◆ **Stated exercise**:
Reproduce all the lines below exactly and omit the images.

A block of data
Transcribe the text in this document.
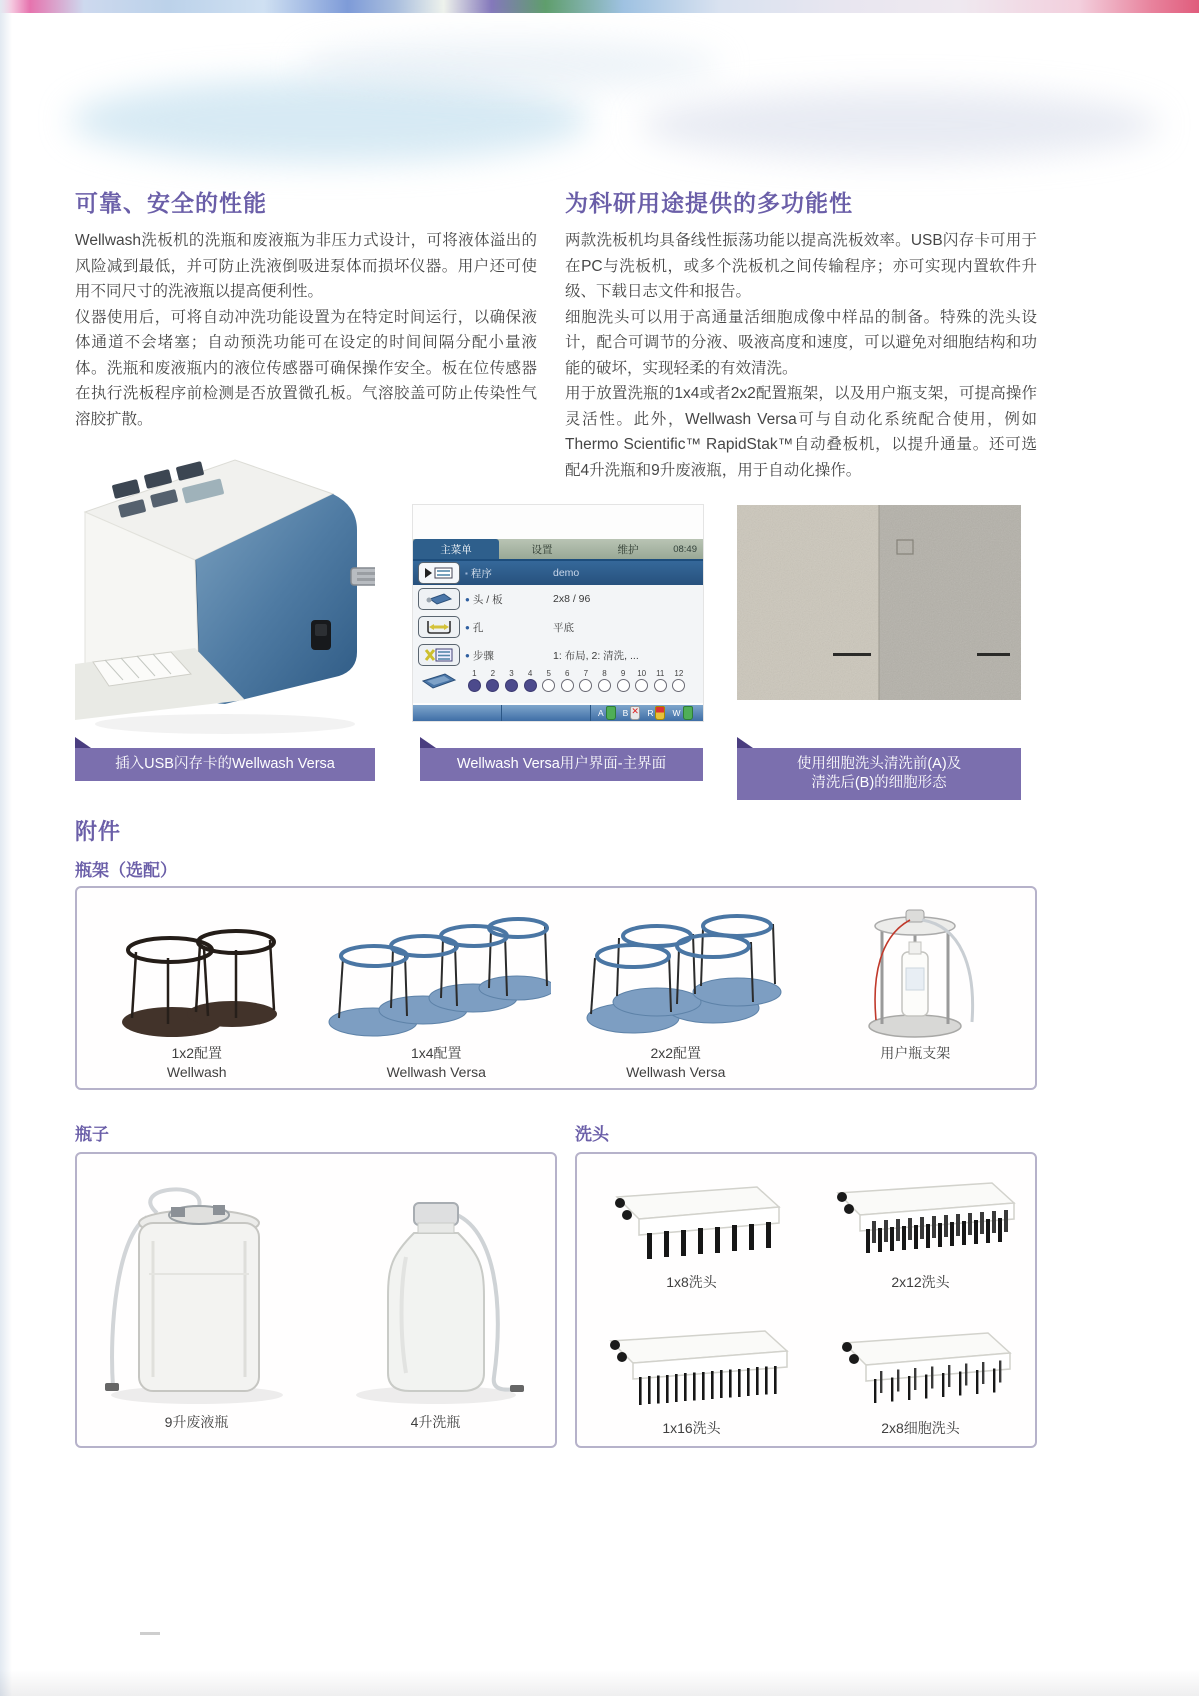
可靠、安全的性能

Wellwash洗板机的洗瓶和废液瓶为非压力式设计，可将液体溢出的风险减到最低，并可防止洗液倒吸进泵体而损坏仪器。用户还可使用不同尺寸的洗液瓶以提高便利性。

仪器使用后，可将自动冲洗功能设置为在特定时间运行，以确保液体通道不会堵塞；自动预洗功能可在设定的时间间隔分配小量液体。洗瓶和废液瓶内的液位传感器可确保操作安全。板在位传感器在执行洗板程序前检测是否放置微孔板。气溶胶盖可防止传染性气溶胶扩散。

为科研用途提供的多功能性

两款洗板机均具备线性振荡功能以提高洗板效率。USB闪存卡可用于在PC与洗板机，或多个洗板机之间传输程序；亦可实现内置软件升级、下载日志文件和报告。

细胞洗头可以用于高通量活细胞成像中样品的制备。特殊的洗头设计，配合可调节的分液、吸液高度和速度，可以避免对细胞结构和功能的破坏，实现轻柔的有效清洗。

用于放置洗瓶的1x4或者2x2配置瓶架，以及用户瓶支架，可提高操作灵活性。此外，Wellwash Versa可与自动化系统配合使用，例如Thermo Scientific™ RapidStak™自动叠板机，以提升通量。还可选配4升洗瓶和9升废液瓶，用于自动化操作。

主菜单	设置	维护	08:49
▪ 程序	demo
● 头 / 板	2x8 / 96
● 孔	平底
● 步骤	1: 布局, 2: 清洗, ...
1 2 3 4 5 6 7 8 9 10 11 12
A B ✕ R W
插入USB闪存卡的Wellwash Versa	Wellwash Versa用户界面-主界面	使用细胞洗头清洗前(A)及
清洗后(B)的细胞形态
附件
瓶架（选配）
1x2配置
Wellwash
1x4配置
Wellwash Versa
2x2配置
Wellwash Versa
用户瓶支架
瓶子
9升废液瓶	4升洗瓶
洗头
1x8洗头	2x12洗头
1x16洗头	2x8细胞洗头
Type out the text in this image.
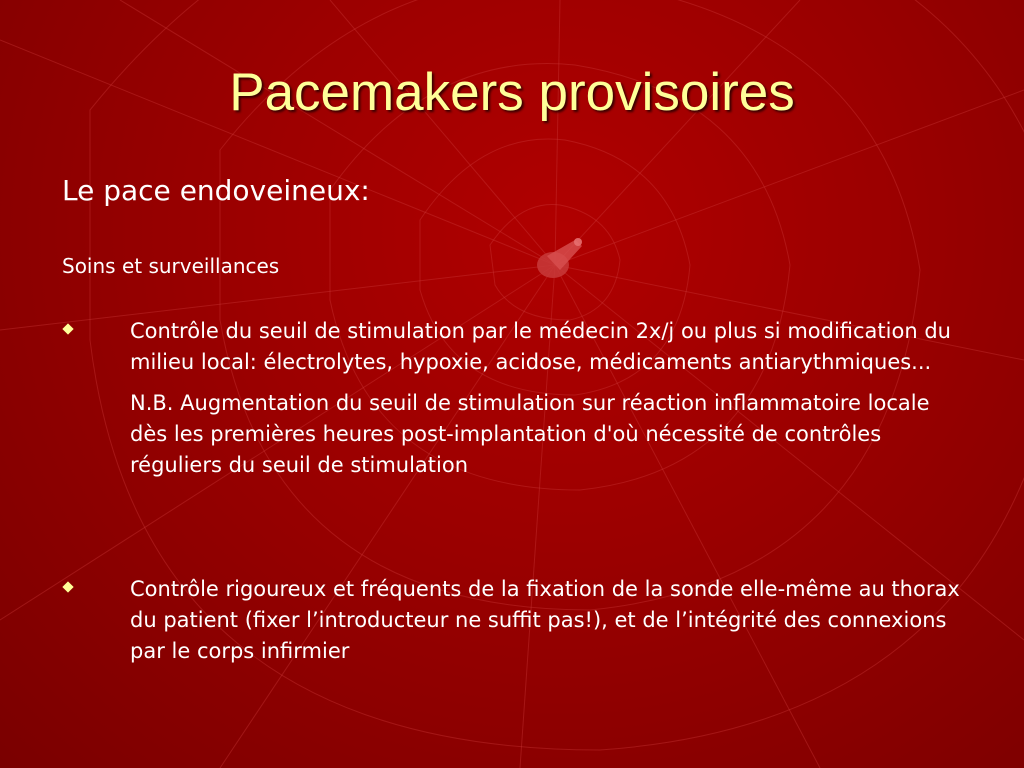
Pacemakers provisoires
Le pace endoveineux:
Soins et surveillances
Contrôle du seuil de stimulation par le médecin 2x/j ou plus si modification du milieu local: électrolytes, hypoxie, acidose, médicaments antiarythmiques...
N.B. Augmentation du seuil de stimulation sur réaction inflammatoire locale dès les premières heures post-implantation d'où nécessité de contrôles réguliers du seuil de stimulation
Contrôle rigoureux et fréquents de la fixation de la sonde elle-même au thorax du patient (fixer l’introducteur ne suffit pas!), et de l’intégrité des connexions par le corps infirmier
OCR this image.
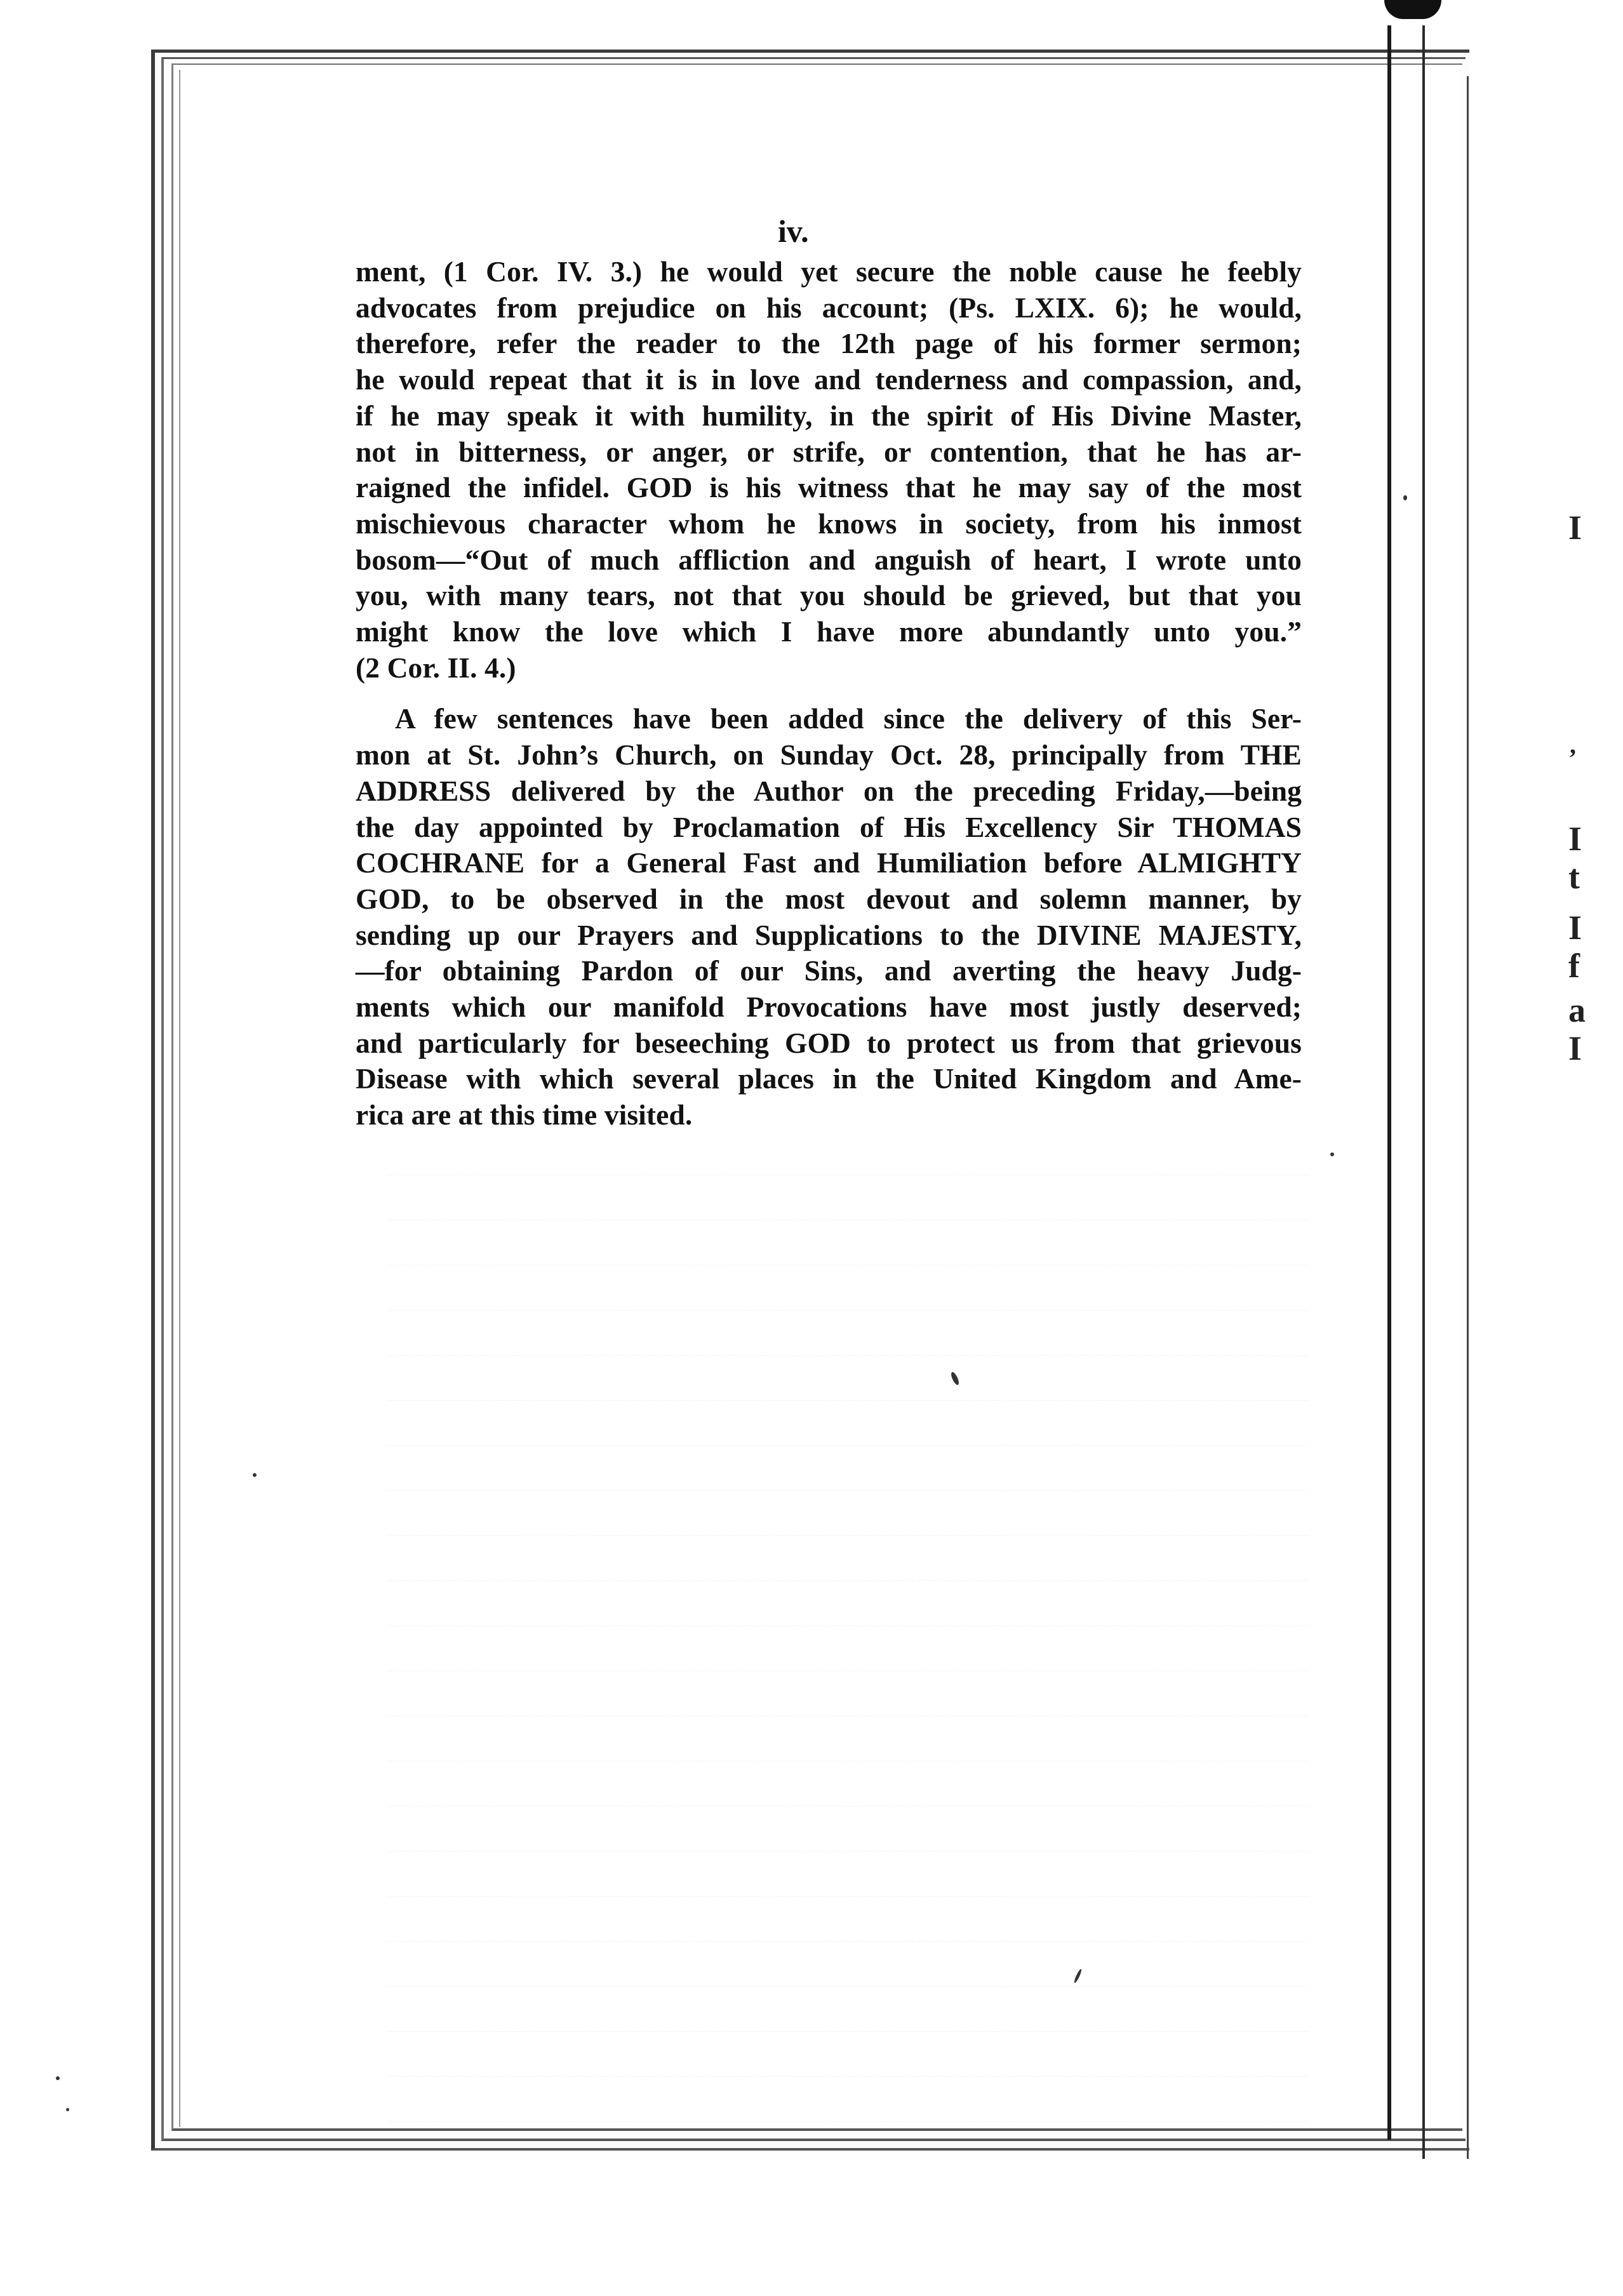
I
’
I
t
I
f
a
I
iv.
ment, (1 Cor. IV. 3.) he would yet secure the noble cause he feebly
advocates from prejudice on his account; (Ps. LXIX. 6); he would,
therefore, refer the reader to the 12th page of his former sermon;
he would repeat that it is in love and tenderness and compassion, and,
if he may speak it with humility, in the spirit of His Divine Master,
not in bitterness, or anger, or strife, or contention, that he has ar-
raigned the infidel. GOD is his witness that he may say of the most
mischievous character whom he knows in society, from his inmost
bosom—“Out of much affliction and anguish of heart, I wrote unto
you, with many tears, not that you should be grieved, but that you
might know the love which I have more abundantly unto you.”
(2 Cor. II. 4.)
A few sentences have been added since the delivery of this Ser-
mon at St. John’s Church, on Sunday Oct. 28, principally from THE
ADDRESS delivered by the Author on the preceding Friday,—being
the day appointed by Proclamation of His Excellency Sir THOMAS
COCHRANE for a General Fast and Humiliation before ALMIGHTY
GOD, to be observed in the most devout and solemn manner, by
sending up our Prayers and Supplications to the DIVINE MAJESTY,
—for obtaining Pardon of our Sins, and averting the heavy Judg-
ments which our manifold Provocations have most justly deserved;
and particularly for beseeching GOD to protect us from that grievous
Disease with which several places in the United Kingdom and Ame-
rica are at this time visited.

◆ **Solved exercise**:
Transcribe the text in this document.
可靠、安全的性能

Wellwash洗板机的洗瓶和废液瓶为非压力式设计，可将液体溢出的风险减到最低，并可防止洗液倒吸进泵体而损坏仪器。用户还可使用不同尺寸的洗液瓶以提高便利性。

仪器使用后，可将自动冲洗功能设置为在特定时间运行，以确保液体通道不会堵塞；自动预洗功能可在设定的时间间隔分配小量液体。洗瓶和废液瓶内的液位传感器可确保操作安全。板在位传感器在执行洗板程序前检测是否放置微孔板。气溶胶盖可防止传染性气溶胶扩散。

为科研用途提供的多功能性

两款洗板机均具备线性振荡功能以提高洗板效率。USB闪存卡可用于在PC与洗板机，或多个洗板机之间传输程序；亦可实现内置软件升级、下载日志文件和报告。

细胞洗头可以用于高通量活细胞成像中样品的制备。特殊的洗头设计，配合可调节的分液、吸液高度和速度，可以避免对细胞结构和功能的破坏，实现轻柔的有效清洗。

用于放置洗瓶的1x4或者2x2配置瓶架，以及用户瓶支架，可提高操作灵活性。此外，Wellwash Versa可与自动化系统配合使用，例如Thermo Scientific™ RapidStak™自动叠板机，以提升通量。还可选配4升洗瓶和9升废液瓶，用于自动化操作。

主菜单	设置	维护	08:49
▪ 程序	demo
● 头 / 板	2x8 / 96
● 孔	平底
● 步骤	1: 布局, 2: 清洗, ...
1 2 3 4 5 6 7 8 9 10 11 12
A B ✕ R W
插入USB闪存卡的Wellwash Versa	Wellwash Versa用户界面-主界面	使用细胞洗头清洗前(A)及
清洗后(B)的细胞形态
附件
瓶架（选配）
1x2配置
Wellwash
1x4配置
Wellwash Versa
2x2配置
Wellwash Versa
用户瓶支架
瓶子
9升废液瓶	4升洗瓶
洗头
1x8洗头	2x12洗头
1x16洗头	2x8细胞洗头
Type out the text in this image.
Pacemakers provisoires
Le pace endoveineux:
Soins et surveillances
Contrôle du seuil de stimulation par le médecin 2x/j ou plus si modification du milieu local: électrolytes, hypoxie, acidose, médicaments antiarythmiques...
N.B. Augmentation du seuil de stimulation sur réaction inflammatoire locale dès les premières heures post-implantation d'où nécessité de contrôles réguliers du seuil de stimulation
Contrôle rigoureux et fréquents de la fixation de la sonde elle-même au thorax du patient (fixer l’introducteur ne suffit pas!), et de l’intégrité des connexions par le corps infirmier
OCR this image.
I
’
I
t
I
f
a
I
iv.
ment, (1 Cor. IV. 3.) he would yet secure the noble cause he feebly
advocates from prejudice on his account; (Ps. LXIX. 6); he would,
therefore, refer the reader to the 12th page of his former sermon;
he would repeat that it is in love and tenderness and compassion, and,
if he may speak it with humility, in the spirit of His Divine Master,
not in bitterness, or anger, or strife, or contention, that he has ar-
raigned the infidel. GOD is his witness that he may say of the most
mischievous character whom he knows in society, from his inmost
bosom—“Out of much affliction and anguish of heart, I wrote unto
you, with many tears, not that you should be grieved, but that you
might know the love which I have more abundantly unto you.”
(2 Cor. II. 4.)
A few sentences have been added since the delivery of this Ser-
mon at St. John’s Church, on Sunday Oct. 28, principally from THE
ADDRESS delivered by the Author on the preceding Friday,—being
the day appointed by Proclamation of His Excellency Sir THOMAS
COCHRANE for a General Fast and Humiliation before ALMIGHTY
GOD, to be observed in the most devout and solemn manner, by
sending up our Prayers and Supplications to the DIVINE MAJESTY,
—for obtaining Pardon of our Sins, and averting the heavy Judg-
ments which our manifold Provocations have most justly deserved;
and particularly for beseeching GOD to protect us from that grievous
Disease with which several places in the United Kingdom and Ame-
rica are at this time visited.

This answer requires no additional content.